GOAL 1
Duplicate the passage of the Level-1 Inequality excerpt that begins at the words "Remark 26 The" and stops after the words "in Chapter 10.".
GOAL 2
Set down, unchanged, the lines in the records that begin at the line containing "195, 1366, 214]" and stop after the line containing "tree-expand-right-icon[interactable] bbox=[66, 325, 79, 334]".
[START EXCERPT]
Remark 25 The bound in the Level-1 Inequality has a sharp form, $\mathbf{W}^{1}[f] \leq (2+o_\alpha(1)) \alpha^2\ln(1/\alpha)$. Thus Hamming balls are in fact the “asymptotic maximizers” of $\mathbf{W}^{1}[f]$ among sets of small volume $\alpha$. Also, the inequality holds more generally for $f : \{-1,1\}^n \to [-1,1]$ with $\alpha = \mathop{\bf E}[|f|]$.

Remark 26 The name “Level-1 Inequality” is not completely standard; e.g., in additive combinatorics the result would be called Chang’s Inequality. We use this name because we will also generalize to “Level-$k$ Inequalities” in Chapter 10.
[END EXCERPT]
[START MATERIAL PROVIDED]
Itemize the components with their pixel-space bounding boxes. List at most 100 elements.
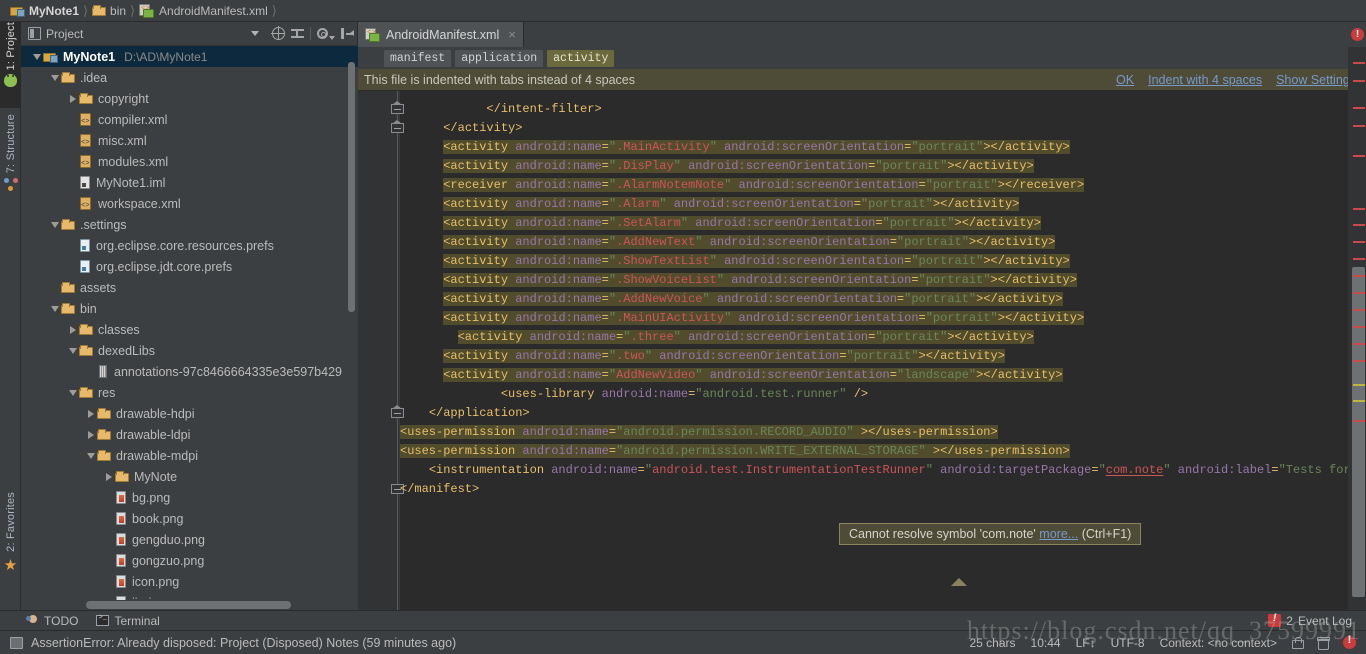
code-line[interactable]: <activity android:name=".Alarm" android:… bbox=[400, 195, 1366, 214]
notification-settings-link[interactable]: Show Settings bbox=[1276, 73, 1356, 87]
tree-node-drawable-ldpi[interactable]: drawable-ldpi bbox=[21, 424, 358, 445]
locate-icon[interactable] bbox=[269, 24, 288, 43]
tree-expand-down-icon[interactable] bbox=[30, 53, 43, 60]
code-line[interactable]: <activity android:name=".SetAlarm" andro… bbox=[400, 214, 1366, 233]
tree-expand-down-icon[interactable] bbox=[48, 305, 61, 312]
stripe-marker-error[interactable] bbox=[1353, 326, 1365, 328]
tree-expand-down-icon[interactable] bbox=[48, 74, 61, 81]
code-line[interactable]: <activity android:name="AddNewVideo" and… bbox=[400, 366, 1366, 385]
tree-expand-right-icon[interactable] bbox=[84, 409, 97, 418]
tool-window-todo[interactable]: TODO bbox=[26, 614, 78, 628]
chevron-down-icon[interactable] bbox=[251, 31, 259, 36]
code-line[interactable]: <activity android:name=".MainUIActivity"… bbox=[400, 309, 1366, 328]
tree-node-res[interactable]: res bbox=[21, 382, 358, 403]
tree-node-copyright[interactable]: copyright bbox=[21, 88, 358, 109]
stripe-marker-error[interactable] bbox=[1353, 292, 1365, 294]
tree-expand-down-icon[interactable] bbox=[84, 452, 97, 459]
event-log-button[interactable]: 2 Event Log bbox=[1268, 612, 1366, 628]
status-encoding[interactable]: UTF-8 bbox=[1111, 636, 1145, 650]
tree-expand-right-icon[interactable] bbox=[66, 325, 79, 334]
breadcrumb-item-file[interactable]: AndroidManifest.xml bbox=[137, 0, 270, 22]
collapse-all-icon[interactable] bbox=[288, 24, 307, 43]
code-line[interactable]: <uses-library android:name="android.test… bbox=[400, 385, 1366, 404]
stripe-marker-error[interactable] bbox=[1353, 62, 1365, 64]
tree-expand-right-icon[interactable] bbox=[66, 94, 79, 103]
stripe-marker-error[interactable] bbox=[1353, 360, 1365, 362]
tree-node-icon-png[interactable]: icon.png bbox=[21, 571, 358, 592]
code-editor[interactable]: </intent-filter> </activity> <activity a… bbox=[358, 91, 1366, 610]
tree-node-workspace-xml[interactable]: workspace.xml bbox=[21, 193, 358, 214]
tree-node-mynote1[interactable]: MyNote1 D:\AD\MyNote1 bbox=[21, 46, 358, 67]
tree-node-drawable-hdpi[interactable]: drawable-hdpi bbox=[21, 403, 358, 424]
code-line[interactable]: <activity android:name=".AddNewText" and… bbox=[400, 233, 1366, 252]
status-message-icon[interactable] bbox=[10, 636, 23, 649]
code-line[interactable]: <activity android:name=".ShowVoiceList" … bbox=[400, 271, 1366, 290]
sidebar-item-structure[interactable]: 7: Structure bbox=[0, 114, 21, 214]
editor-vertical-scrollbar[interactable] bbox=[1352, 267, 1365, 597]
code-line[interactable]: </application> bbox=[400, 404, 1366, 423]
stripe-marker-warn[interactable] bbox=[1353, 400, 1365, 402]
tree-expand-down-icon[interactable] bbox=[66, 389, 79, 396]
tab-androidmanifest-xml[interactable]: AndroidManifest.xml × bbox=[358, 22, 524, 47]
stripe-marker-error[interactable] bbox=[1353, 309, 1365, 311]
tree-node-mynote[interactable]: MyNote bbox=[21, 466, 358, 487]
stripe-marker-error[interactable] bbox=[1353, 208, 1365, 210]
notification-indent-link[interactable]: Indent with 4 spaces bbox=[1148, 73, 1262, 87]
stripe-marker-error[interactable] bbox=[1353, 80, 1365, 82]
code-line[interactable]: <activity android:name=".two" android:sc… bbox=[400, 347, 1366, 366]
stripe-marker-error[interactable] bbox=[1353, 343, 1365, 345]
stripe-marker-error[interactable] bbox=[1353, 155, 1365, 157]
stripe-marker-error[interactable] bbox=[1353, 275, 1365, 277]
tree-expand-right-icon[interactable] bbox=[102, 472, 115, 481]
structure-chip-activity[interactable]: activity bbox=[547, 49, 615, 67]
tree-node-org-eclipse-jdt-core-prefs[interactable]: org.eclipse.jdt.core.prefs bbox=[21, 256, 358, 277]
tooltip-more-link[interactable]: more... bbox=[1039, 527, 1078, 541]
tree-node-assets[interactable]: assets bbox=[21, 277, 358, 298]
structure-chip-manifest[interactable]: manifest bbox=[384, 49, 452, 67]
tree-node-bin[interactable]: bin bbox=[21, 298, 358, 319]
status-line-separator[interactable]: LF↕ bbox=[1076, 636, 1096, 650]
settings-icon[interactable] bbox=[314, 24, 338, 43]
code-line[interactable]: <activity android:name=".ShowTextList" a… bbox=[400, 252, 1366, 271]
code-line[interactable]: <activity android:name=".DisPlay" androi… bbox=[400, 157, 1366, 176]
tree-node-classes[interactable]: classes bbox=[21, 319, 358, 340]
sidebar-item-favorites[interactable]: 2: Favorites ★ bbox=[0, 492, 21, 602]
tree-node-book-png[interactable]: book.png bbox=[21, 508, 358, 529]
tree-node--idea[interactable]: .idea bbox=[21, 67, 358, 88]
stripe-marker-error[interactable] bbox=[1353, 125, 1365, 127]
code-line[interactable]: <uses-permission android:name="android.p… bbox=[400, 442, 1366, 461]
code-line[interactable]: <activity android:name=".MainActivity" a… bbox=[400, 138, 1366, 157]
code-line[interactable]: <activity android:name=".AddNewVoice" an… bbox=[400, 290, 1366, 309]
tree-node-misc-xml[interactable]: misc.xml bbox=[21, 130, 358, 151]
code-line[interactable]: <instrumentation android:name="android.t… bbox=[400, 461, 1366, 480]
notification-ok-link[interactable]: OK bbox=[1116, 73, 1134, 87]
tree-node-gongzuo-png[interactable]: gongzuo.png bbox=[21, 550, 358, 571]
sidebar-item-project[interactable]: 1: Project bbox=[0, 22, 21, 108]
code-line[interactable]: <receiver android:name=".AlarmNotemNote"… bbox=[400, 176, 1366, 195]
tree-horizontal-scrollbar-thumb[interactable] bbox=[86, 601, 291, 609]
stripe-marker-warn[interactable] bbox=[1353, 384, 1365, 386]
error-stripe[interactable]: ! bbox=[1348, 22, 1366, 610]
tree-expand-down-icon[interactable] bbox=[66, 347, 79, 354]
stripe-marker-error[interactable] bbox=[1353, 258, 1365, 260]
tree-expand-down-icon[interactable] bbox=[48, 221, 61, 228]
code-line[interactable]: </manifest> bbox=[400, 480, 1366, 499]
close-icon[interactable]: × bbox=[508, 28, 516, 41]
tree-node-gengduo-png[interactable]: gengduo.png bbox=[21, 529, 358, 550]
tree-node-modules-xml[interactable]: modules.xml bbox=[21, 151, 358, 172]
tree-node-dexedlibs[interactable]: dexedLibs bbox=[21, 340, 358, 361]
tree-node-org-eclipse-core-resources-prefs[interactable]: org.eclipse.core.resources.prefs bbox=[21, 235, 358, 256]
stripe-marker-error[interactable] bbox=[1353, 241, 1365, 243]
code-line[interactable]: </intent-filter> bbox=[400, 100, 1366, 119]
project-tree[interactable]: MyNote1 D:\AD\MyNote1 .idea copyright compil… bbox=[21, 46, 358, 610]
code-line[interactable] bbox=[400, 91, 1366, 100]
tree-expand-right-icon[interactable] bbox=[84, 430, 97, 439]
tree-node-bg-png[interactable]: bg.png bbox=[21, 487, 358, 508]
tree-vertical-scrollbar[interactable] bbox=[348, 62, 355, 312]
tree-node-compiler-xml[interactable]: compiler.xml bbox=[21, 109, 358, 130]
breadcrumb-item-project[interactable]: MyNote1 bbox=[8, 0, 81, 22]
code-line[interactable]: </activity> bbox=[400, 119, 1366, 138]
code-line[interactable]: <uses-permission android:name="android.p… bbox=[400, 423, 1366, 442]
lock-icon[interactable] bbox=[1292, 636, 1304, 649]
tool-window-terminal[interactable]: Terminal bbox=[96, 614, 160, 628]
[END MATERIAL PROVIDED]
TASK ANSWER 1
Remark 26 The name “Level-1 Inequality” is not completely standard; e.g., in additive combinatorics the result would be called Chang’s Inequality. We use this name because we will also generalize to “Level-$k$ Inequalities” in Chapter 10.

TASK ANSWER 2
code-line[interactable]: <activity android:name=".Alarm" android:… bbox=[400, 195, 1366, 214]
notification-settings-link[interactable]: Show Settings bbox=[1276, 73, 1356, 87]
tree-node-drawable-ldpi[interactable]: drawable-ldpi bbox=[21, 424, 358, 445]
locate-icon[interactable] bbox=[269, 24, 288, 43]
tree-expand-down-icon[interactable] bbox=[30, 53, 43, 60]
code-line[interactable]: <activity android:name=".SetAlarm" andro… bbox=[400, 214, 1366, 233]
tree-expand-down-icon[interactable] bbox=[48, 305, 61, 312]
stripe-marker-error[interactable] bbox=[1353, 326, 1365, 328]
tree-expand-down-icon[interactable] bbox=[48, 74, 61, 81]
code-line[interactable]: <activity android:name="AddNewVideo" and… bbox=[400, 366, 1366, 385]
tree-expand-right-icon[interactable] bbox=[84, 409, 97, 418]
tool-window-todo[interactable]: TODO bbox=[26, 614, 78, 628]
chevron-down-icon[interactable] bbox=[251, 31, 259, 36]
code-line[interactable]: <activity android:name=".MainUIActivity"… bbox=[400, 309, 1366, 328]
tree-node-res[interactable]: res bbox=[21, 382, 358, 403]
tree-node-copyright[interactable]: copyright bbox=[21, 88, 358, 109]
stripe-marker-error[interactable] bbox=[1353, 292, 1365, 294]
tree-expand-down-icon[interactable] bbox=[84, 452, 97, 459]
event-log-button[interactable]: 2 Event Log bbox=[1268, 612, 1366, 628]
status-encoding[interactable]: UTF-8 bbox=[1111, 636, 1145, 650]
tree-expand-right-icon[interactable] bbox=[66, 325, 79, 334]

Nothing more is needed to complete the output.